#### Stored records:
******

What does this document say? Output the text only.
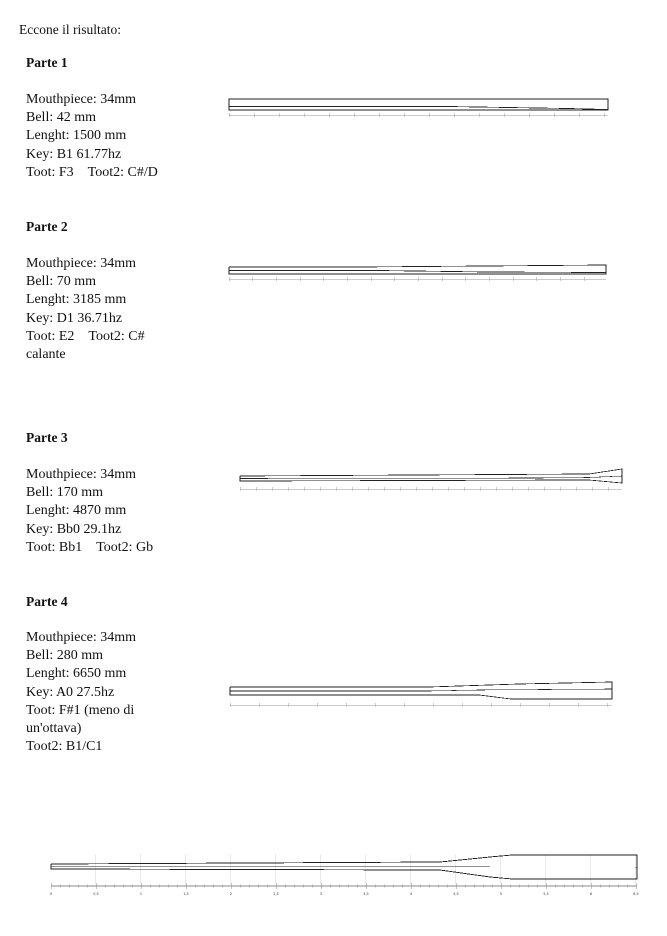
Eccone il risultato:
Parte 1
Mouthpiece: 34mm
Bell: 42 mm
Lenght: 1500 mm
Key: B1 61.77hz
Toot: F3 Toot2: C#/D
Parte 2
Mouthpiece: 34mm
Bell: 70 mm
Lenght: 3185 mm
Key: D1 36.71hz
Toot: E2 Toot2: C#
calante
Parte 3
Mouthpiece: 34mm
Bell: 170 mm
Lenght: 4870 mm
Key: Bb0 29.1hz
Toot: Bb1 Toot2: Gb
Parte 4
Mouthpiece: 34mm
Bell: 280 mm
Lenght: 6650 mm
Key: A0 27.5hz
Toot: F#1 (meno di
un'ottava)
Toot2: B1/C1
0	0,5	1	1,5	2	2,5	3	3,5	4	4,5	5	5,5	6	6,5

******

#### Required task:
Copy each line above precisely, dropping the pictures.

#### Result:
What does this document say? Output the text only.
Eccone il risultato:
Parte 1
Mouthpiece: 34mm
Bell: 42 mm
Lenght: 1500 mm
Key: B1 61.77hz
Toot: F3 Toot2: C#/D
Parte 2
Mouthpiece: 34mm
Bell: 70 mm
Lenght: 3185 mm
Key: D1 36.71hz
Toot: E2 Toot2: C#
calante
Parte 3
Mouthpiece: 34mm
Bell: 170 mm
Lenght: 4870 mm
Key: Bb0 29.1hz
Toot: Bb1 Toot2: Gb
Parte 4
Mouthpiece: 34mm
Bell: 280 mm
Lenght: 6650 mm
Key: A0 27.5hz
Toot: F#1 (meno di
un'ottava)
Toot2: B1/C1
0	0,5	1	1,5	2	2,5	3	3,5	4	4,5	5	5,5	6	6,5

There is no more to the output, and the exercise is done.